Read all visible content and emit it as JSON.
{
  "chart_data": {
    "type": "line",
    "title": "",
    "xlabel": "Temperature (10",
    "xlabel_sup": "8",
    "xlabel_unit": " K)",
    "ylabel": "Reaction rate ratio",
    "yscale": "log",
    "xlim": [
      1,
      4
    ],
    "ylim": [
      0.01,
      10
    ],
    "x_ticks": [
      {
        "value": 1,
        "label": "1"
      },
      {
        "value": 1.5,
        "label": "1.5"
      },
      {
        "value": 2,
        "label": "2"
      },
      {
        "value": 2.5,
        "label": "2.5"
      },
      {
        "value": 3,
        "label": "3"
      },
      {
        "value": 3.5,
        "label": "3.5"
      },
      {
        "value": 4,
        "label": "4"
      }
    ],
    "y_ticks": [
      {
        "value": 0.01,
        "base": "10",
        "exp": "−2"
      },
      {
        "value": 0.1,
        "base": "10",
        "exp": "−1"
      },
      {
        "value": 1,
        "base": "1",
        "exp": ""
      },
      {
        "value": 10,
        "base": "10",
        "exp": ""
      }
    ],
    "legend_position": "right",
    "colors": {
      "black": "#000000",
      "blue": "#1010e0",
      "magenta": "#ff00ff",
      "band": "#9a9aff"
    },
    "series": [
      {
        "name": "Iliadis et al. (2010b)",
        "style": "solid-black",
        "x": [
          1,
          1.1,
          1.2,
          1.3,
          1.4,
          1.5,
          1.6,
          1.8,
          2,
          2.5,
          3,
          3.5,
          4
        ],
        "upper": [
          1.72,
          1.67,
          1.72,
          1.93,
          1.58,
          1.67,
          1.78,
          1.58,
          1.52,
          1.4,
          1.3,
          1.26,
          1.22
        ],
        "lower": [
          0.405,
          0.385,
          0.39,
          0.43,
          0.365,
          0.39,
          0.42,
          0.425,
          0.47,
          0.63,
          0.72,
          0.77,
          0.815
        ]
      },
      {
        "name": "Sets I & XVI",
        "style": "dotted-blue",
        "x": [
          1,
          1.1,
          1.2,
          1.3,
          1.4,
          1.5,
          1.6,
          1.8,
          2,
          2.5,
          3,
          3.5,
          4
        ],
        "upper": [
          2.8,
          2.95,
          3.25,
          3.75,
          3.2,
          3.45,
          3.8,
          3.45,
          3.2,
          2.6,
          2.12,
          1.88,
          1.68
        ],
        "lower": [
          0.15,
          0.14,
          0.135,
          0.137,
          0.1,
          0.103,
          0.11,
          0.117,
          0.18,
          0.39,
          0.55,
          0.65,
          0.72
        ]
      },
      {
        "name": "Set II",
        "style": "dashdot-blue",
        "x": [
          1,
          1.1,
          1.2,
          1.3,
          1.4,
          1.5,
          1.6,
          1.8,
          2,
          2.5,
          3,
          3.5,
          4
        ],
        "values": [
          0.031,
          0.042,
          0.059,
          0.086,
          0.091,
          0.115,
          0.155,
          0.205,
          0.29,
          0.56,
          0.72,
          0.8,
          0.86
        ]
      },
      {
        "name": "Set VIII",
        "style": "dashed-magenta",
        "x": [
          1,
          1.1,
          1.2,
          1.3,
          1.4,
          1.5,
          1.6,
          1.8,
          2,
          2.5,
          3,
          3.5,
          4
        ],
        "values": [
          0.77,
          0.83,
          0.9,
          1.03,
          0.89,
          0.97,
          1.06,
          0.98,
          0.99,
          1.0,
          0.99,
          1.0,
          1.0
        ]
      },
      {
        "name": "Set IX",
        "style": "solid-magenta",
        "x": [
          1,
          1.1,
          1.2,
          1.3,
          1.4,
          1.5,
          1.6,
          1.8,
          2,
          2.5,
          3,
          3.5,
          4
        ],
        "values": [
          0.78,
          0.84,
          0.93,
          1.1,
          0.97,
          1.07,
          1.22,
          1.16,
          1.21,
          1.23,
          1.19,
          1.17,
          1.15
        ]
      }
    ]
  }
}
☆ ☆ ☆
DIRECTIONS FOR THIS TASK ▸ Set down each entry again, unchanged.

THE RESPONSE ▸
Read all visible content and emit it as JSON.
{
  "chart_data": {
    "type": "line",
    "title": "",
    "xlabel": "Temperature (10",
    "xlabel_sup": "8",
    "xlabel_unit": " K)",
    "ylabel": "Reaction rate ratio",
    "yscale": "log",
    "xlim": [
      1,
      4
    ],
    "ylim": [
      0.01,
      10
    ],
    "x_ticks": [
      {
        "value": 1,
        "label": "1"
      },
      {
        "value": 1.5,
        "label": "1.5"
      },
      {
        "value": 2,
        "label": "2"
      },
      {
        "value": 2.5,
        "label": "2.5"
      },
      {
        "value": 3,
        "label": "3"
      },
      {
        "value": 3.5,
        "label": "3.5"
      },
      {
        "value": 4,
        "label": "4"
      }
    ],
    "y_ticks": [
      {
        "value": 0.01,
        "base": "10",
        "exp": "−2"
      },
      {
        "value": 0.1,
        "base": "10",
        "exp": "−1"
      },
      {
        "value": 1,
        "base": "1",
        "exp": ""
      },
      {
        "value": 10,
        "base": "10",
        "exp": ""
      }
    ],
    "legend_position": "right",
    "colors": {
      "black": "#000000",
      "blue": "#1010e0",
      "magenta": "#ff00ff",
      "band": "#9a9aff"
    },
    "series": [
      {
        "name": "Iliadis et al. (2010b)",
        "style": "solid-black",
        "x": [
          1,
          1.1,
          1.2,
          1.3,
          1.4,
          1.5,
          1.6,
          1.8,
          2,
          2.5,
          3,
          3.5,
          4
        ],
        "upper": [
          1.72,
          1.67,
          1.72,
          1.93,
          1.58,
          1.67,
          1.78,
          1.58,
          1.52,
          1.4,
          1.3,
          1.26,
          1.22
        ],
        "lower": [
          0.405,
          0.385,
          0.39,
          0.43,
          0.365,
          0.39,
          0.42,
          0.425,
          0.47,
          0.63,
          0.72,
          0.77,
          0.815
        ]
      },
      {
        "name": "Sets I & XVI",
        "style": "dotted-blue",
        "x": [
          1,
          1.1,
          1.2,
          1.3,
          1.4,
          1.5,
          1.6,
          1.8,
          2,
          2.5,
          3,
          3.5,
          4
        ],
        "upper": [
          2.8,
          2.95,
          3.25,
          3.75,
          3.2,
          3.45,
          3.8,
          3.45,
          3.2,
          2.6,
          2.12,
          1.88,
          1.68
        ],
        "lower": [
          0.15,
          0.14,
          0.135,
          0.137,
          0.1,
          0.103,
          0.11,
          0.117,
          0.18,
          0.39,
          0.55,
          0.65,
          0.72
        ]
      },
      {
        "name": "Set II",
        "style": "dashdot-blue",
        "x": [
          1,
          1.1,
          1.2,
          1.3,
          1.4,
          1.5,
          1.6,
          1.8,
          2,
          2.5,
          3,
          3.5,
          4
        ],
        "values": [
          0.031,
          0.042,
          0.059,
          0.086,
          0.091,
          0.115,
          0.155,
          0.205,
          0.29,
          0.56,
          0.72,
          0.8,
          0.86
        ]
      },
      {
        "name": "Set VIII",
        "style": "dashed-magenta",
        "x": [
          1,
          1.1,
          1.2,
          1.3,
          1.4,
          1.5,
          1.6,
          1.8,
          2,
          2.5,
          3,
          3.5,
          4
        ],
        "values": [
          0.77,
          0.83,
          0.9,
          1.03,
          0.89,
          0.97,
          1.06,
          0.98,
          0.99,
          1.0,
          0.99,
          1.0,
          1.0
        ]
      },
      {
        "name": "Set IX",
        "style": "solid-magenta",
        "x": [
          1,
          1.1,
          1.2,
          1.3,
          1.4,
          1.5,
          1.6,
          1.8,
          2,
          2.5,
          3,
          3.5,
          4
        ],
        "values": [
          0.78,
          0.84,
          0.93,
          1.1,
          0.97,
          1.07,
          1.22,
          1.16,
          1.21,
          1.23,
          1.19,
          1.17,
          1.15
        ]
      }
    ]
  }
}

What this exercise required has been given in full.